- _Given data_
────────────────

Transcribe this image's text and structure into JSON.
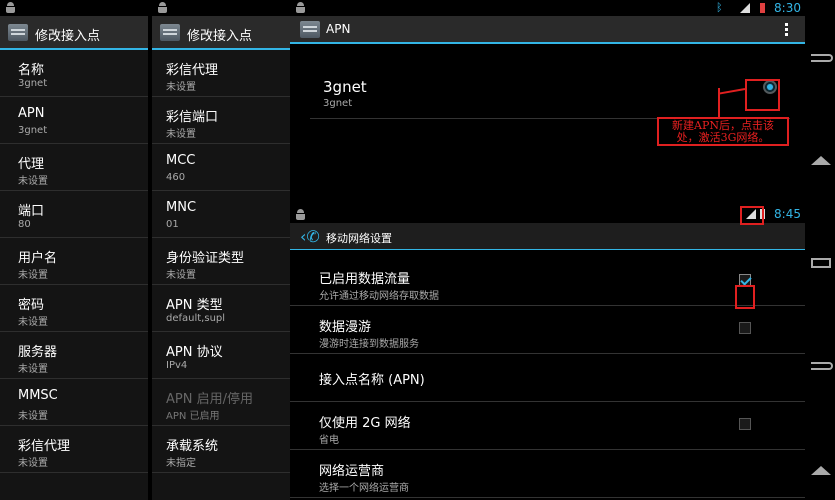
{
  "panel1": {
    "title": "修改接入点",
    "items": [
      {
        "label": "名称",
        "value": "3gnet"
      },
      {
        "label": "APN",
        "value": "3gnet"
      },
      {
        "label": "代理",
        "value": "未设置"
      },
      {
        "label": "端口",
        "value": "80"
      },
      {
        "label": "用户名",
        "value": "未设置"
      },
      {
        "label": "密码",
        "value": "未设置"
      },
      {
        "label": "服务器",
        "value": "未设置"
      },
      {
        "label": "MMSC",
        "value": "未设置"
      },
      {
        "label": "彩信代理",
        "value": "未设置"
      }
    ]
  },
  "panel2": {
    "title": "修改接入点",
    "items": [
      {
        "label": "彩信代理",
        "value": "未设置"
      },
      {
        "label": "彩信端口",
        "value": "未设置"
      },
      {
        "label": "MCC",
        "value": "460"
      },
      {
        "label": "MNC",
        "value": "01"
      },
      {
        "label": "身份验证类型",
        "value": "未设置"
      },
      {
        "label": "APN 类型",
        "value": "default,supl"
      },
      {
        "label": "APN 协议",
        "value": "IPv4"
      },
      {
        "label": "APN 启用/停用",
        "value": "APN 已启用"
      },
      {
        "label": "承载系统",
        "value": "未指定"
      }
    ]
  },
  "apn_screen": {
    "time": "8:30",
    "title": "APN",
    "entry_name": "3gnet",
    "entry_apn": "3gnet",
    "annotation_line1": "新建APN后，点击该",
    "annotation_line2": "处，激活3G网络。"
  },
  "mobile_screen": {
    "time": "8:45",
    "title": "移动网络设置",
    "rows": [
      {
        "label": "已启用数据流量",
        "sub": "允许通过移动网络存取数据"
      },
      {
        "label": "数据漫游",
        "sub": "漫游时连接到数据服务"
      },
      {
        "label": "接入点名称 (APN)"
      },
      {
        "label": "仅使用 2G 网络",
        "sub": "省电"
      },
      {
        "label": "网络运营商",
        "sub": "选择一个网络运营商"
      }
    ]
  },
  "colors": {
    "accent": "#33b5e5",
    "annotation": "#e02020"
  },
  "icons": [
    "android-notification-icon",
    "settings-app-icon",
    "overflow-menu-icon",
    "phone-icon",
    "signal-icon",
    "battery-icon",
    "bluetooth-icon",
    "back-nav-icon",
    "home-nav-icon",
    "recent-apps-nav-icon"
  ]
}
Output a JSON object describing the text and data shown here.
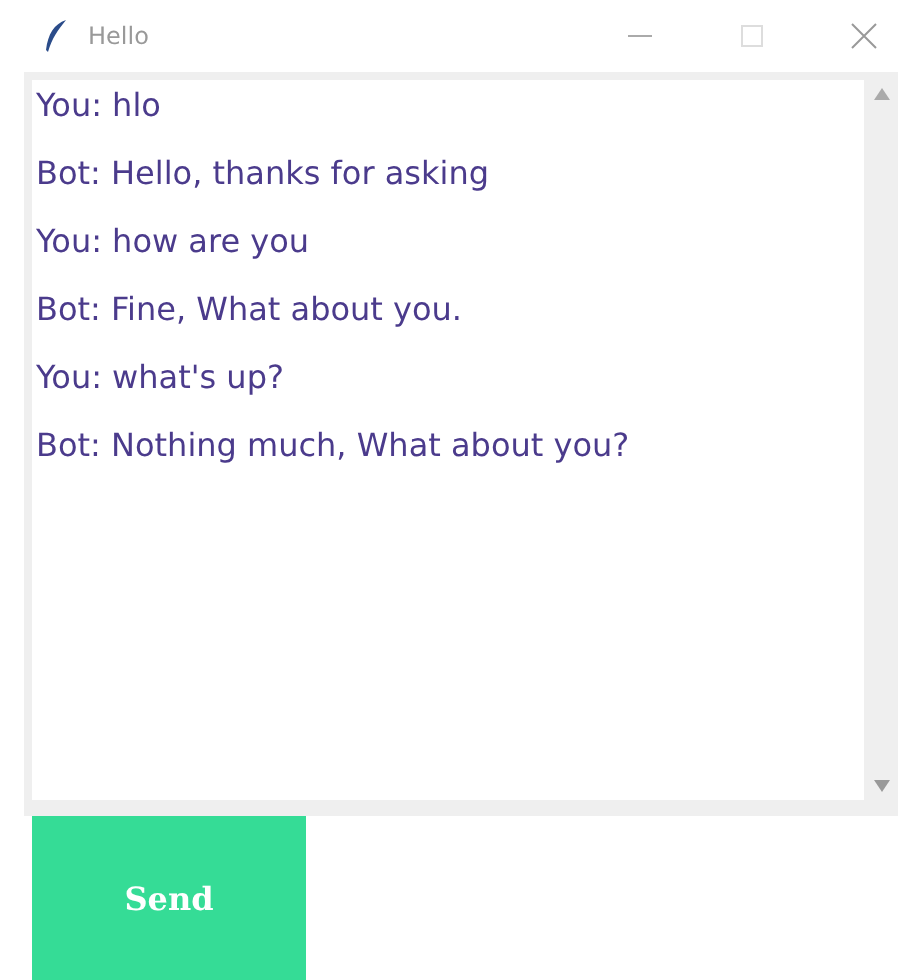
{
  "window": {
    "title": "Hello"
  },
  "messages": [
    {
      "text": "You: hlo"
    },
    {
      "text": "Bot: Hello, thanks for asking"
    },
    {
      "text": "You: how are you"
    },
    {
      "text": "Bot: Fine, What about you."
    },
    {
      "text": "You: what's up?"
    },
    {
      "text": "Bot: Nothing much, What about you?"
    }
  ],
  "send_button": {
    "label": "Send"
  }
}
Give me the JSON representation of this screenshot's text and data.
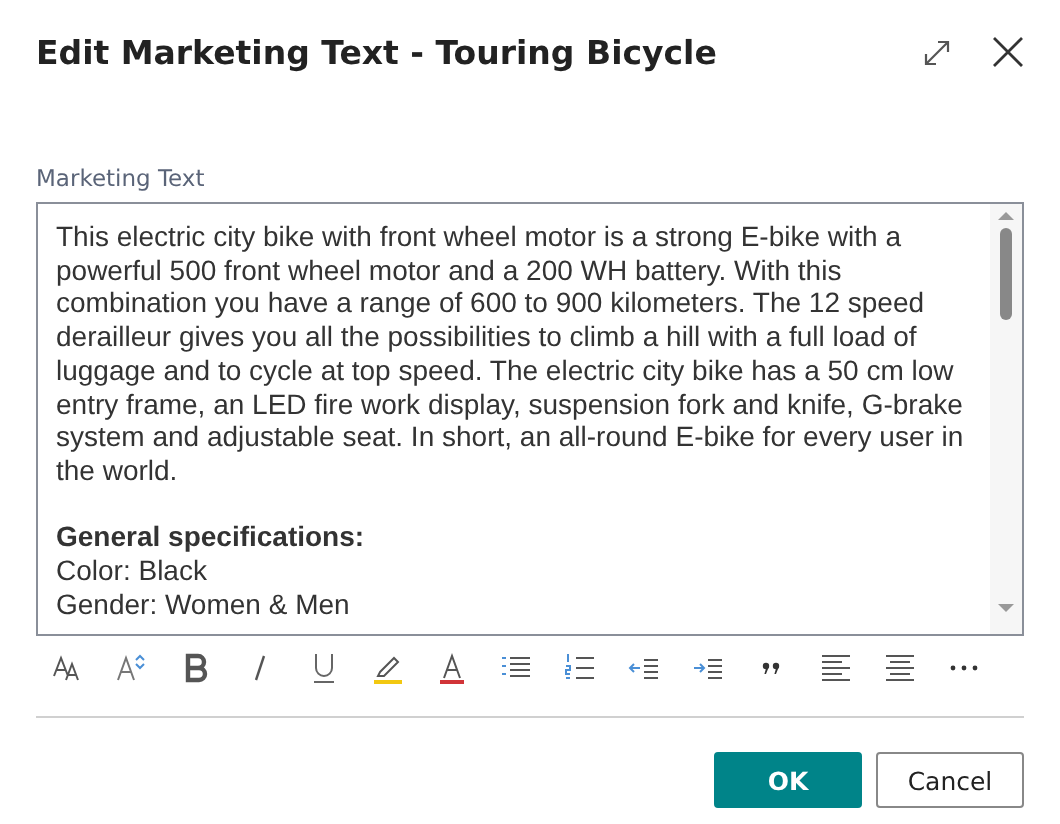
{
  "dialog": {
    "title": "Edit Marketing Text - Touring Bicycle"
  },
  "field": {
    "label": "Marketing Text",
    "content": [
      {
        "kind": "body",
        "text": "This electric city bike with front wheel motor is a strong E-bike with a powerful 500 front wheel motor and a 200 WH battery. With this combination you have a range of 600 to 900 kilometers. The 12 speed derailleur gives you all the possibilities to climb a hill with a full load of luggage and to cycle at top speed. The electric city bike has a 50 cm low entry frame, an LED fire work display, suspension fork and knife, G-brake system and adjustable seat. In short, an all-round E-bike for every user in the world."
      },
      {
        "kind": "heading",
        "text": "General specifications:"
      },
      {
        "kind": "line",
        "text": "Color: Black"
      },
      {
        "kind": "line",
        "text": "Gender: Women & Men"
      }
    ]
  },
  "buttons": [
    {
      "label": "OK",
      "kind": "primary"
    },
    {
      "label": "Cancel",
      "kind": "secondary"
    }
  ]
}
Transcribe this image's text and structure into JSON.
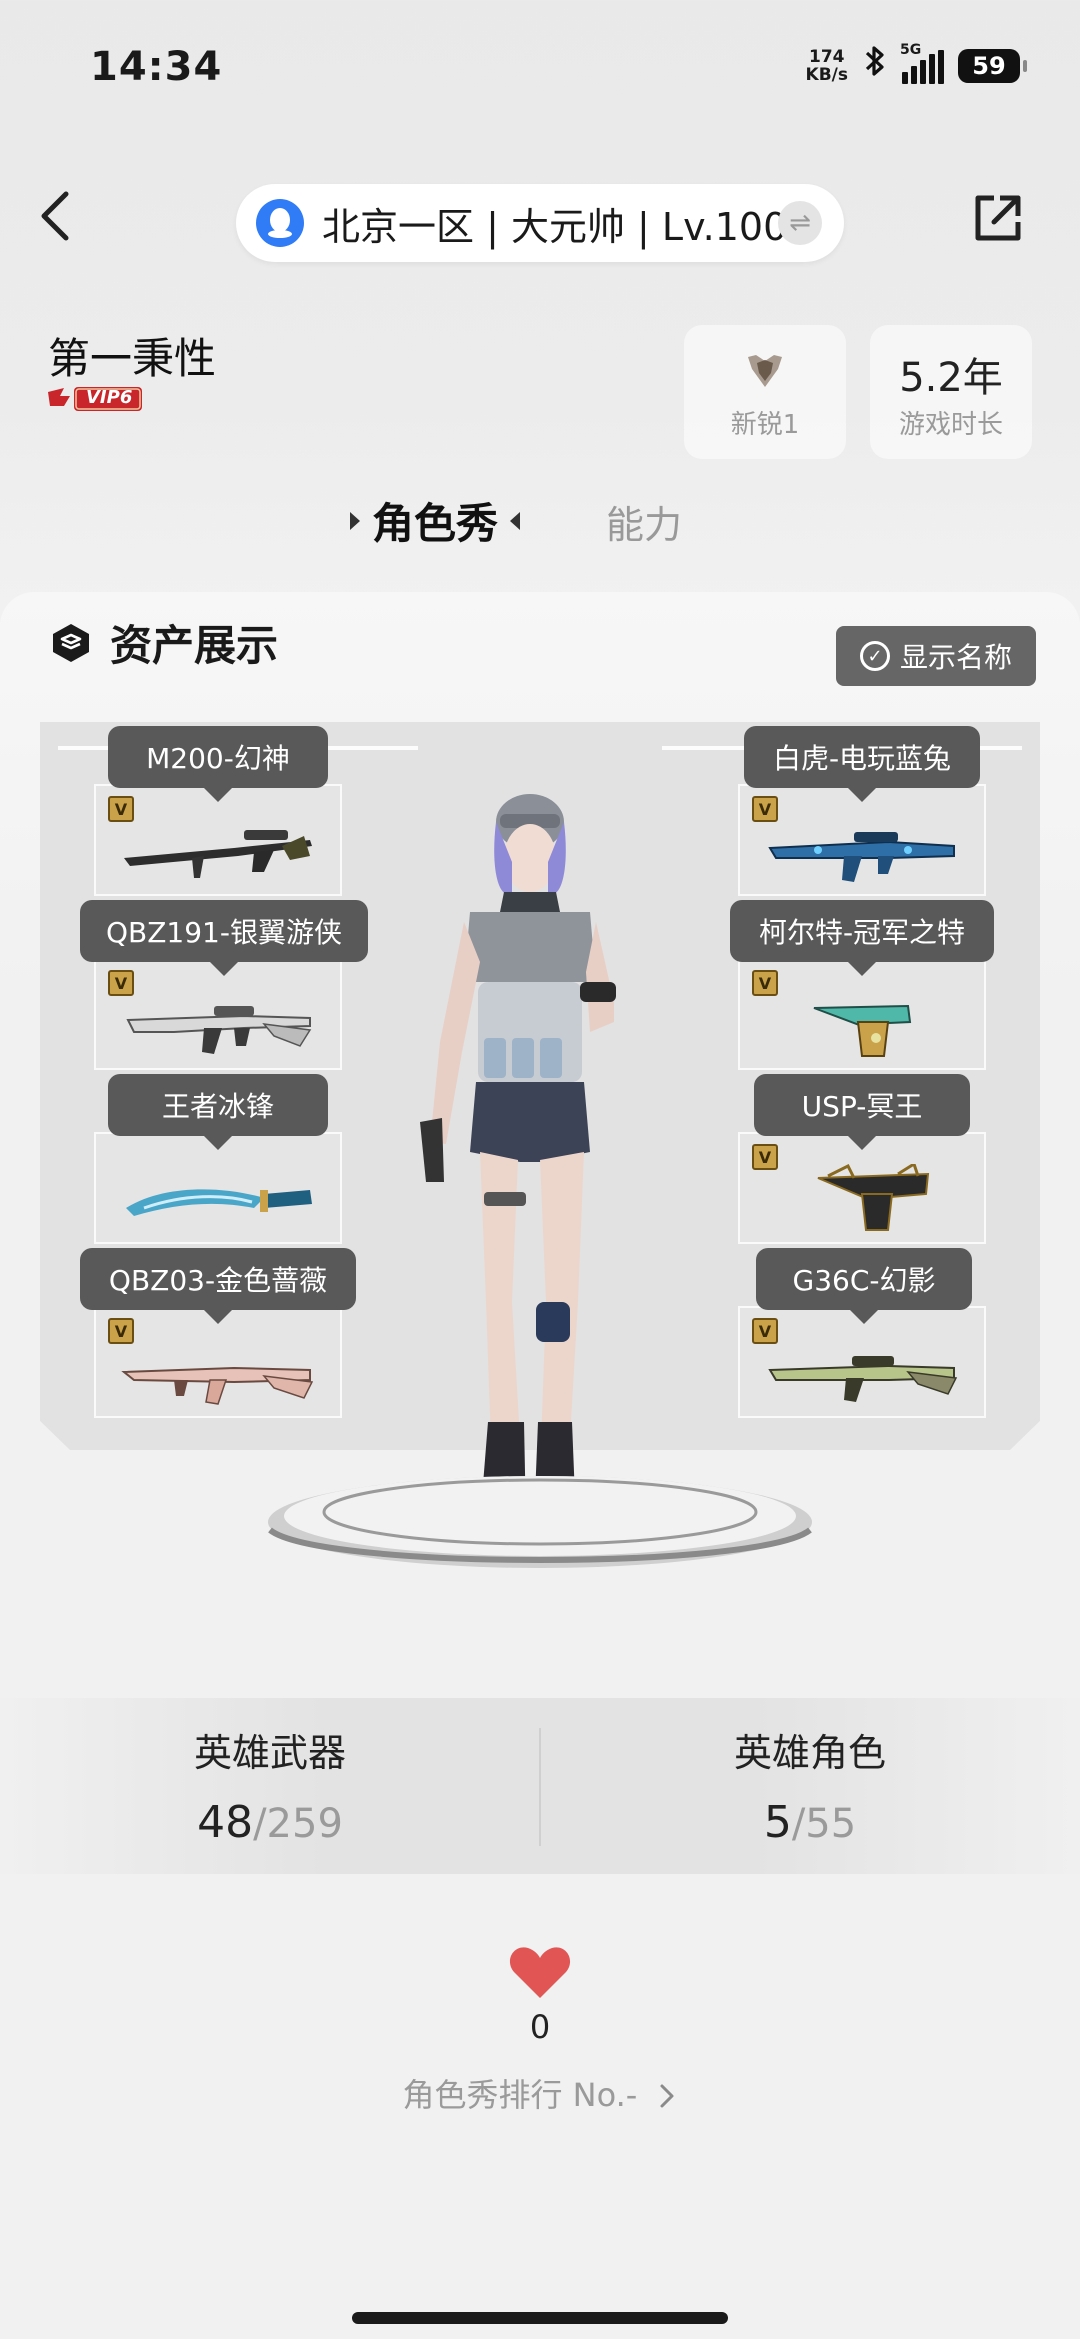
{
  "status_bar": {
    "time": "14:34",
    "net_speed": "174",
    "net_unit": "KB/s",
    "network": "5G",
    "battery": "59"
  },
  "header": {
    "server": "北京一区 | 大元帅 | Lv.100"
  },
  "player": {
    "name": "第一秉性",
    "vip": "VIP6",
    "rank_label": "新锐1",
    "playtime_value": "5.2年",
    "playtime_label": "游戏时长"
  },
  "tabs": [
    {
      "label": "角色秀",
      "active": true
    },
    {
      "label": "能力",
      "active": false
    }
  ],
  "assets": {
    "title": "资产展示",
    "show_names_label": "显示名称",
    "weapons_left": [
      {
        "name": "M200-幻神",
        "badge": "V"
      },
      {
        "name": "QBZ191-银翼游侠",
        "badge": "V"
      },
      {
        "name": "王者冰锋",
        "badge": ""
      },
      {
        "name": "QBZ03-金色蔷薇",
        "badge": "V"
      }
    ],
    "weapons_right": [
      {
        "name": "白虎-电玩蓝兔",
        "badge": "V"
      },
      {
        "name": "柯尔特-冠军之特",
        "badge": "V"
      },
      {
        "name": "USP-冥王",
        "badge": "V"
      },
      {
        "name": "G36C-幻影",
        "badge": "V"
      }
    ]
  },
  "counts": {
    "weapons_label": "英雄武器",
    "weapons_owned": "48",
    "weapons_total": "/259",
    "roles_label": "英雄角色",
    "roles_owned": "5",
    "roles_total": "/55"
  },
  "likes": "0",
  "ranking_text": "角色秀排行 No.-",
  "colors": {
    "heart": "#e25555",
    "qq_blue": "#2f7cf6",
    "label_bg": "#595959",
    "vip_red": "#c8262b"
  }
}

────────────────

- _Task requirements_
Repeat the records word for word. Any picture in them should be left out.

- _Answer for this exercise_
Transcribe this image's text and structure into JSON.
{
  "panel1": {
    "title": "修改接入点",
    "items": [
      {
        "label": "名称",
        "value": "3gnet"
      },
      {
        "label": "APN",
        "value": "3gnet"
      },
      {
        "label": "代理",
        "value": "未设置"
      },
      {
        "label": "端口",
        "value": "80"
      },
      {
        "label": "用户名",
        "value": "未设置"
      },
      {
        "label": "密码",
        "value": "未设置"
      },
      {
        "label": "服务器",
        "value": "未设置"
      },
      {
        "label": "MMSC",
        "value": "未设置"
      },
      {
        "label": "彩信代理",
        "value": "未设置"
      }
    ]
  },
  "panel2": {
    "title": "修改接入点",
    "items": [
      {
        "label": "彩信代理",
        "value": "未设置"
      },
      {
        "label": "彩信端口",
        "value": "未设置"
      },
      {
        "label": "MCC",
        "value": "460"
      },
      {
        "label": "MNC",
        "value": "01"
      },
      {
        "label": "身份验证类型",
        "value": "未设置"
      },
      {
        "label": "APN 类型",
        "value": "default,supl"
      },
      {
        "label": "APN 协议",
        "value": "IPv4"
      },
      {
        "label": "APN 启用/停用",
        "value": "APN 已启用"
      },
      {
        "label": "承载系统",
        "value": "未指定"
      }
    ]
  },
  "apn_screen": {
    "time": "8:30",
    "title": "APN",
    "entry_name": "3gnet",
    "entry_apn": "3gnet",
    "annotation_line1": "新建APN后，点击该",
    "annotation_line2": "处，激活3G网络。"
  },
  "mobile_screen": {
    "time": "8:45",
    "title": "移动网络设置",
    "rows": [
      {
        "label": "已启用数据流量",
        "sub": "允许通过移动网络存取数据"
      },
      {
        "label": "数据漫游",
        "sub": "漫游时连接到数据服务"
      },
      {
        "label": "接入点名称 (APN)"
      },
      {
        "label": "仅使用 2G 网络",
        "sub": "省电"
      },
      {
        "label": "网络运营商",
        "sub": "选择一个网络运营商"
      }
    ]
  },
  "colors": {
    "accent": "#33b5e5",
    "annotation": "#e02020"
  },
  "icons": [
    "android-notification-icon",
    "settings-app-icon",
    "overflow-menu-icon",
    "phone-icon",
    "signal-icon",
    "battery-icon",
    "bluetooth-icon",
    "back-nav-icon",
    "home-nav-icon",
    "recent-apps-nav-icon"
  ]
}
Output a JSON object describing the text and data shown here.
{
  "window": {
    "title": "Hello"
  },
  "messages": [
    {
      "text": "You: hlo"
    },
    {
      "text": "Bot: Hello, thanks for asking"
    },
    {
      "text": "You: how are you"
    },
    {
      "text": "Bot: Fine, What about you."
    },
    {
      "text": "You: what's up?"
    },
    {
      "text": "Bot: Nothing much, What about you?"
    }
  ],
  "send_button": {
    "label": "Send"
  }
}
Give me the JSON representation of this screenshot's text and data.
{
  "dialog": {
    "title": "Edit Marketing Text - Touring Bicycle"
  },
  "field": {
    "label": "Marketing Text",
    "content": [
      {
        "kind": "body",
        "text": "This electric city bike with front wheel motor is a strong E-bike with a powerful 500 front wheel motor and a 200 WH battery. With this combination you have a range of 600 to 900 kilometers. The 12 speed derailleur gives you all the possibilities to climb a hill with a full load of luggage and to cycle at top speed. The electric city bike has a 50 cm low entry frame, an LED fire work display, suspension fork and knife, G-brake system and adjustable seat. In short, an all-round E-bike for every user in the world."
      },
      {
        "kind": "heading",
        "text": "General specifications:"
      },
      {
        "kind": "line",
        "text": "Color: Black"
      },
      {
        "kind": "line",
        "text": "Gender: Women & Men"
      }
    ]
  },
  "buttons": [
    {
      "label": "OK",
      "kind": "primary"
    },
    {
      "label": "Cancel",
      "kind": "secondary"
    }
  ]
}
Transcribe this image's text and structure into JSON.
{
  "status_bar": {
    "time": "14:34",
    "net_speed": "174",
    "net_unit": "KB/s",
    "network": "5G",
    "battery": "59"
  },
  "header": {
    "server": "北京一区 | 大元帅 | Lv.100"
  },
  "player": {
    "name": "第一秉性",
    "vip": "VIP6",
    "rank_label": "新锐1",
    "playtime_value": "5.2年",
    "playtime_label": "游戏时长"
  },
  "tabs": [
    {
      "label": "角色秀",
      "active": true
    },
    {
      "label": "能力",
      "active": false
    }
  ],
  "assets": {
    "title": "资产展示",
    "show_names_label": "显示名称",
    "weapons_left": [
      {
        "name": "M200-幻神",
        "badge": "V"
      },
      {
        "name": "QBZ191-银翼游侠",
        "badge": "V"
      },
      {
        "name": "王者冰锋",
        "badge": ""
      },
      {
        "name": "QBZ03-金色蔷薇",
        "badge": "V"
      }
    ],
    "weapons_right": [
      {
        "name": "白虎-电玩蓝兔",
        "badge": "V"
      },
      {
        "name": "柯尔特-冠军之特",
        "badge": "V"
      },
      {
        "name": "USP-冥王",
        "badge": "V"
      },
      {
        "name": "G36C-幻影",
        "badge": "V"
      }
    ]
  },
  "counts": {
    "weapons_label": "英雄武器",
    "weapons_owned": "48",
    "weapons_total": "/259",
    "roles_label": "英雄角色",
    "roles_owned": "5",
    "roles_total": "/55"
  },
  "likes": "0",
  "ranking_text": "角色秀排行 No.-",
  "colors": {
    "heart": "#e25555",
    "qq_blue": "#2f7cf6",
    "label_bg": "#595959",
    "vip_red": "#c8262b"
  }
}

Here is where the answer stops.